Set task —
Return the material below in full and exactly.

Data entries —
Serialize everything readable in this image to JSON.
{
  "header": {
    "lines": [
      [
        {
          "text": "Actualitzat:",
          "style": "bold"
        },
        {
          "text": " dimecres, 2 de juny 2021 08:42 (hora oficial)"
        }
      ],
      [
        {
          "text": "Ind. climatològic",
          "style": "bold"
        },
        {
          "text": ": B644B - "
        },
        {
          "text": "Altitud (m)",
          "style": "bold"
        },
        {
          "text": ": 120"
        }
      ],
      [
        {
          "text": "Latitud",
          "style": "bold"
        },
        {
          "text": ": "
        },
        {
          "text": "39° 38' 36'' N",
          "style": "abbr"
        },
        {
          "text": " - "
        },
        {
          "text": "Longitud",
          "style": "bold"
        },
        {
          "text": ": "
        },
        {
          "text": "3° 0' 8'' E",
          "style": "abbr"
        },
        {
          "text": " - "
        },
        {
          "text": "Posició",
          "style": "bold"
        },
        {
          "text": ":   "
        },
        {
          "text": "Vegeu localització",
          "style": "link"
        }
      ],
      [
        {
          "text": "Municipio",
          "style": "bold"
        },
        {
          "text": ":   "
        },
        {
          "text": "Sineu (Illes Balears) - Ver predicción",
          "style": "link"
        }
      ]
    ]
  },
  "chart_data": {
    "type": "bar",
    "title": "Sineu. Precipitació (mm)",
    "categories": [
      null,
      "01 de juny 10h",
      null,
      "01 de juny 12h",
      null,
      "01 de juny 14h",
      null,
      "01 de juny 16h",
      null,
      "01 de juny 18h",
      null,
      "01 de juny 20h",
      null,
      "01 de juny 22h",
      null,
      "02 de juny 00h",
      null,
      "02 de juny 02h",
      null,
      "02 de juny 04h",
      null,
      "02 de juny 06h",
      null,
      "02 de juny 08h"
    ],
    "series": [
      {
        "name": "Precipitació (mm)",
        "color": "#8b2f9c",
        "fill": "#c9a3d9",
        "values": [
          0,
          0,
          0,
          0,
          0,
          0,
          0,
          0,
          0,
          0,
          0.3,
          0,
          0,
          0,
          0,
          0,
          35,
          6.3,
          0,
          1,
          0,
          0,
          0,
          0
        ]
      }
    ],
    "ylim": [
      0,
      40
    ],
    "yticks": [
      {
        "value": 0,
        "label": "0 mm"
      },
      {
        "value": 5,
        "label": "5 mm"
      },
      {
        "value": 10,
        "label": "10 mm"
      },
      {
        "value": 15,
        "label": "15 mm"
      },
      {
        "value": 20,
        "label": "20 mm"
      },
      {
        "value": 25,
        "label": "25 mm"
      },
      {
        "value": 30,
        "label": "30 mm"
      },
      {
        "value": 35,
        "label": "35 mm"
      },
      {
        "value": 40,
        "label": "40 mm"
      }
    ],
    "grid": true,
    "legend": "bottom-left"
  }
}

Exercise answer —
Serialize everything readable in this image to JSON.
{
  "header": {
    "lines": [
      [
        {
          "text": "Actualitzat:",
          "style": "bold"
        },
        {
          "text": " dimecres, 2 de juny 2021 08:42 (hora oficial)"
        }
      ],
      [
        {
          "text": "Ind. climatològic",
          "style": "bold"
        },
        {
          "text": ": B644B - "
        },
        {
          "text": "Altitud (m)",
          "style": "bold"
        },
        {
          "text": ": 120"
        }
      ],
      [
        {
          "text": "Latitud",
          "style": "bold"
        },
        {
          "text": ": "
        },
        {
          "text": "39° 38' 36'' N",
          "style": "abbr"
        },
        {
          "text": " - "
        },
        {
          "text": "Longitud",
          "style": "bold"
        },
        {
          "text": ": "
        },
        {
          "text": "3° 0' 8'' E",
          "style": "abbr"
        },
        {
          "text": " - "
        },
        {
          "text": "Posició",
          "style": "bold"
        },
        {
          "text": ":   "
        },
        {
          "text": "Vegeu localització",
          "style": "link"
        }
      ],
      [
        {
          "text": "Municipio",
          "style": "bold"
        },
        {
          "text": ":   "
        },
        {
          "text": "Sineu (Illes Balears) - Ver predicción",
          "style": "link"
        }
      ]
    ]
  },
  "chart_data": {
    "type": "bar",
    "title": "Sineu. Precipitació (mm)",
    "categories": [
      null,
      "01 de juny 10h",
      null,
      "01 de juny 12h",
      null,
      "01 de juny 14h",
      null,
      "01 de juny 16h",
      null,
      "01 de juny 18h",
      null,
      "01 de juny 20h",
      null,
      "01 de juny 22h",
      null,
      "02 de juny 00h",
      null,
      "02 de juny 02h",
      null,
      "02 de juny 04h",
      null,
      "02 de juny 06h",
      null,
      "02 de juny 08h"
    ],
    "series": [
      {
        "name": "Precipitació (mm)",
        "color": "#8b2f9c",
        "fill": "#c9a3d9",
        "values": [
          0,
          0,
          0,
          0,
          0,
          0,
          0,
          0,
          0,
          0,
          0.3,
          0,
          0,
          0,
          0,
          0,
          35,
          6.3,
          0,
          1,
          0,
          0,
          0,
          0
        ]
      }
    ],
    "ylim": [
      0,
      40
    ],
    "yticks": [
      {
        "value": 0,
        "label": "0 mm"
      },
      {
        "value": 5,
        "label": "5 mm"
      },
      {
        "value": 10,
        "label": "10 mm"
      },
      {
        "value": 15,
        "label": "15 mm"
      },
      {
        "value": 20,
        "label": "20 mm"
      },
      {
        "value": 25,
        "label": "25 mm"
      },
      {
        "value": 30,
        "label": "30 mm"
      },
      {
        "value": 35,
        "label": "35 mm"
      },
      {
        "value": 40,
        "label": "40 mm"
      }
    ],
    "grid": true,
    "legend": "bottom-left"
  }
}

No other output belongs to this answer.